* [Given instruction]
Below are entries to be transcribed exactly; exclude the pictures from the copy.

(Dataset excerpt)
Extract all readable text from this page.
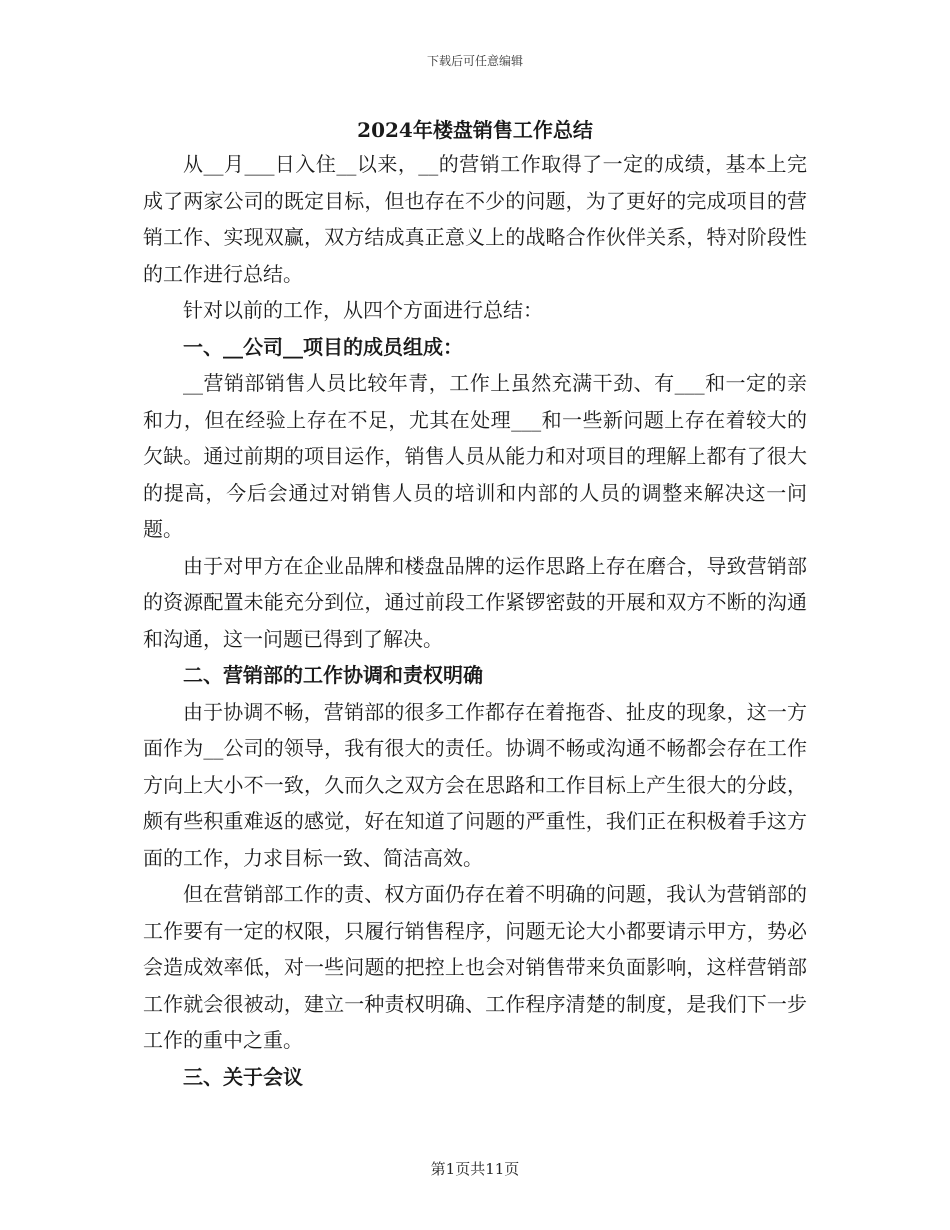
下载后可任意编辑
2024年楼盘销售工作总结

从__月___日入住__以来，__的营销工作取得了一定的成绩，基本上完成了两家公司的既定目标，但也存在不少的问题，为了更好的完成项目的营销工作、实现双赢，双方结成真正意义上的战略合作伙伴关系，特对阶段性的工作进行总结。

针对以前的工作，从四个方面进行总结：

一、__公司__项目的成员组成：

__营销部销售人员比较年青，工作上虽然充满干劲、有___和一定的亲和力，但在经验上存在不足，尤其在处理___和一些新问题上存在着较大的欠缺。通过前期的项目运作，销售人员从能力和对项目的理解上都有了很大的提高，今后会通过对销售人员的培训和内部的人员的调整来解决这一问题。

由于对甲方在企业品牌和楼盘品牌的运作思路上存在磨合，导致营销部的资源配置未能充分到位，通过前段工作紧锣密鼓的开展和双方不断的沟通和沟通，这一问题已得到了解决。

二、营销部的工作协调和责权明确

由于协调不畅，营销部的很多工作都存在着拖沓、扯皮的现象，这一方面作为__公司的领导，我有很大的责任。协调不畅或沟通不畅都会存在工作方向上大小不一致，久而久之双方会在思路和工作目标上产生很大的分歧，颇有些积重难返的感觉，好在知道了问题的严重性，我们正在积极着手这方面的工作，力求目标一致、简洁高效。

但在营销部工作的责、权方面仍存在着不明确的问题，我认为营销部的工作要有一定的权限，只履行销售程序，问题无论大小都要请示甲方，势必会造成效率低，对一些问题的把控上也会对销售带来负面影响，这样营销部工作就会很被动，建立一种责权明确、工作程序清楚的制度，是我们下一步工作的重中之重。

三、关于会议

第1页共11页
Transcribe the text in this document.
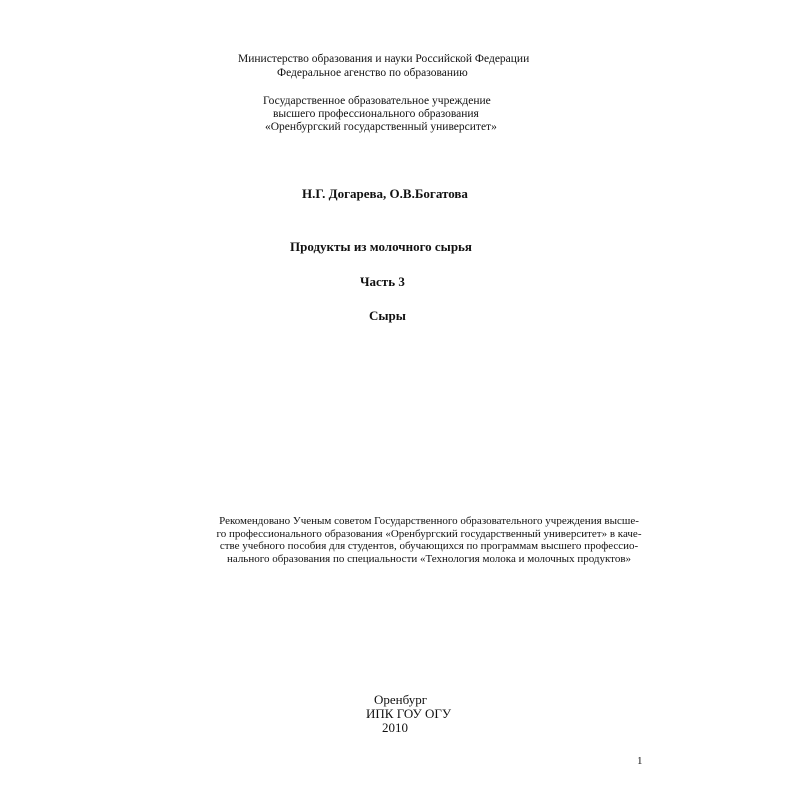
Министерство образования и науки Российской Федерации
Федеральное агенство по образованию
Государственное образовательное учреждение
высшего профессионального образования
«Оренбургский государственный университет»
Н.Г. Догарева, О.В.Богатова
Продукты из молочного сырья
Часть 3
Сыры
Рекомендовано Ученым советом Государственного образовательного учреждения высше-
го профессионального образования «Оренбургский государственный университет» в каче-
стве учебного пособия для студентов, обучающихся по программам высшего профессио-
нального образования по специальности «Технология молока и молочных продуктов»
Оренбург
ИПК ГОУ ОГУ
2010
1
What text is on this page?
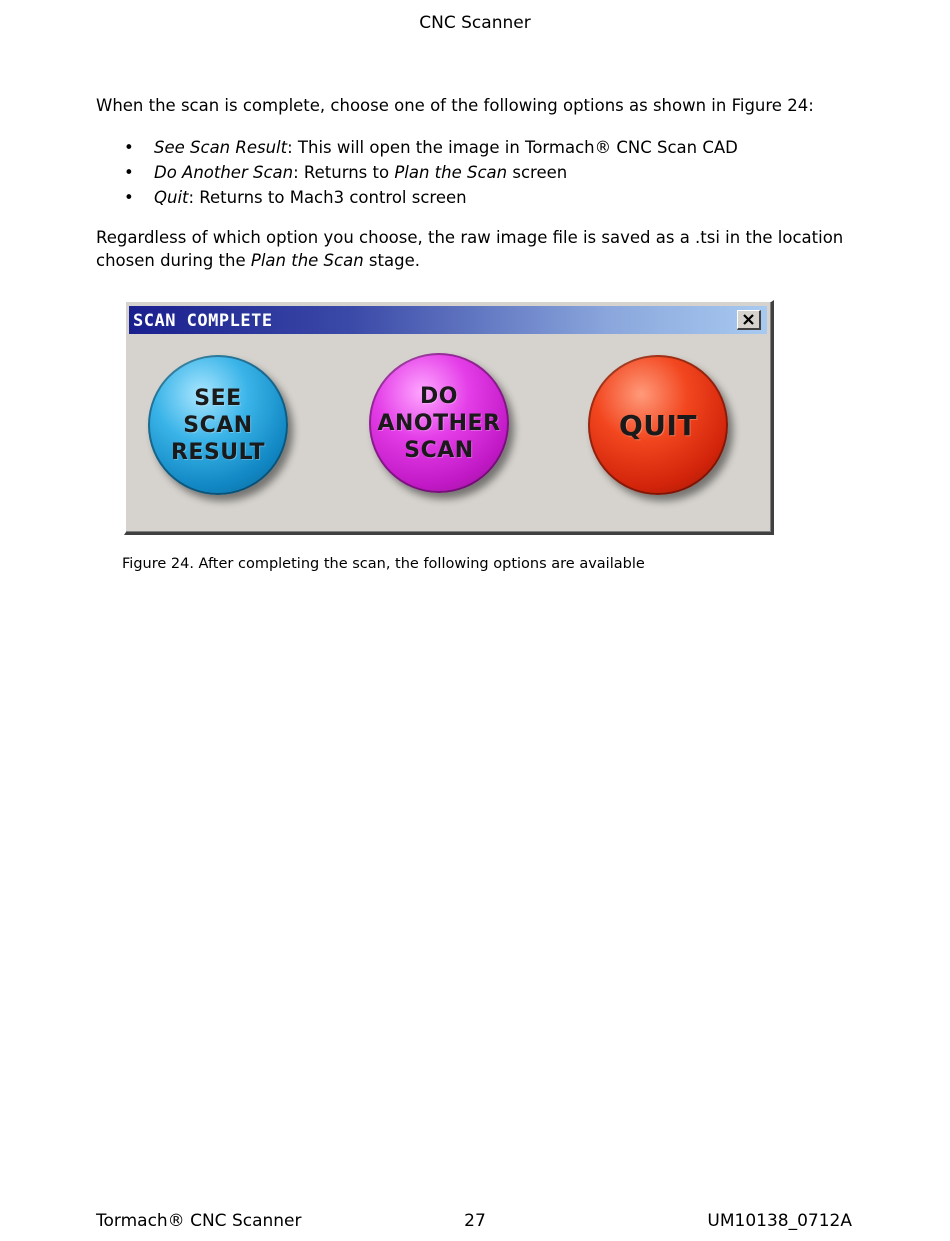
CNC Scanner
When the scan is complete, choose one of the following options as shown in Figure 24:
• See Scan Result: This will open the image in Tormach® CNC Scan CAD
• Do Another Scan: Returns to Plan the Scan screen
• Quit: Returns to Mach3 control screen
Regardless of which option you choose, the raw image file is saved as a .tsi in the location chosen during the Plan the Scan stage.
SCAN COMPLETE
SEE
SCAN
RESULT
DO
ANOTHER
SCAN
QUIT
Figure 24. After completing the scan, the following options are available
Tormach® CNC Scanner	27	UM10138_0712A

* [Full solution]
Extract all readable text from this page.
下载后可任意编辑
2024年楼盘销售工作总结

从__月___日入住__以来，__的营销工作取得了一定的成绩，基本上完成了两家公司的既定目标，但也存在不少的问题，为了更好的完成项目的营销工作、实现双赢，双方结成真正意义上的战略合作伙伴关系，特对阶段性的工作进行总结。

针对以前的工作，从四个方面进行总结：

一、__公司__项目的成员组成：

__营销部销售人员比较年青，工作上虽然充满干劲、有___和一定的亲和力，但在经验上存在不足，尤其在处理___和一些新问题上存在着较大的欠缺。通过前期的项目运作，销售人员从能力和对项目的理解上都有了很大的提高，今后会通过对销售人员的培训和内部的人员的调整来解决这一问题。

由于对甲方在企业品牌和楼盘品牌的运作思路上存在磨合，导致营销部的资源配置未能充分到位，通过前段工作紧锣密鼓的开展和双方不断的沟通和沟通，这一问题已得到了解决。

二、营销部的工作协调和责权明确

由于协调不畅，营销部的很多工作都存在着拖沓、扯皮的现象，这一方面作为__公司的领导，我有很大的责任。协调不畅或沟通不畅都会存在工作方向上大小不一致，久而久之双方会在思路和工作目标上产生很大的分歧，颇有些积重难返的感觉，好在知道了问题的严重性，我们正在积极着手这方面的工作，力求目标一致、简洁高效。

但在营销部工作的责、权方面仍存在着不明确的问题，我认为营销部的工作要有一定的权限，只履行销售程序，问题无论大小都要请示甲方，势必会造成效率低，对一些问题的把控上也会对销售带来负面影响，这样营销部工作就会很被动，建立一种责权明确、工作程序清楚的制度，是我们下一步工作的重中之重。

三、关于会议

第1页共11页
Transcribe the text in this document.
Министерство образования и науки Российской Федерации
Федеральное агенство по образованию
Государственное образовательное учреждение
высшего профессионального образования
«Оренбургский государственный университет»
Н.Г. Догарева, О.В.Богатова
Продукты из молочного сырья
Часть 3
Сыры
Рекомендовано Ученым советом Государственного образовательного учреждения высше-
го профессионального образования «Оренбургский государственный университет» в каче-
стве учебного пособия для студентов, обучающихся по программам высшего профессио-
нального образования по специальности «Технология молока и молочных продуктов»
Оренбург
ИПК ГОУ ОГУ
2010
1
What text is on this page?
CNC Scanner
When the scan is complete, choose one of the following options as shown in Figure 24:
• See Scan Result: This will open the image in Tormach® CNC Scan CAD
• Do Another Scan: Returns to Plan the Scan screen
• Quit: Returns to Mach3 control screen
Regardless of which option you choose, the raw image file is saved as a .tsi in the location chosen during the Plan the Scan stage.
SCAN COMPLETE
SEE
SCAN
RESULT
DO
ANOTHER
SCAN
QUIT
Figure 24. After completing the scan, the following options are available
Tormach® CNC Scanner	27	UM10138_0712A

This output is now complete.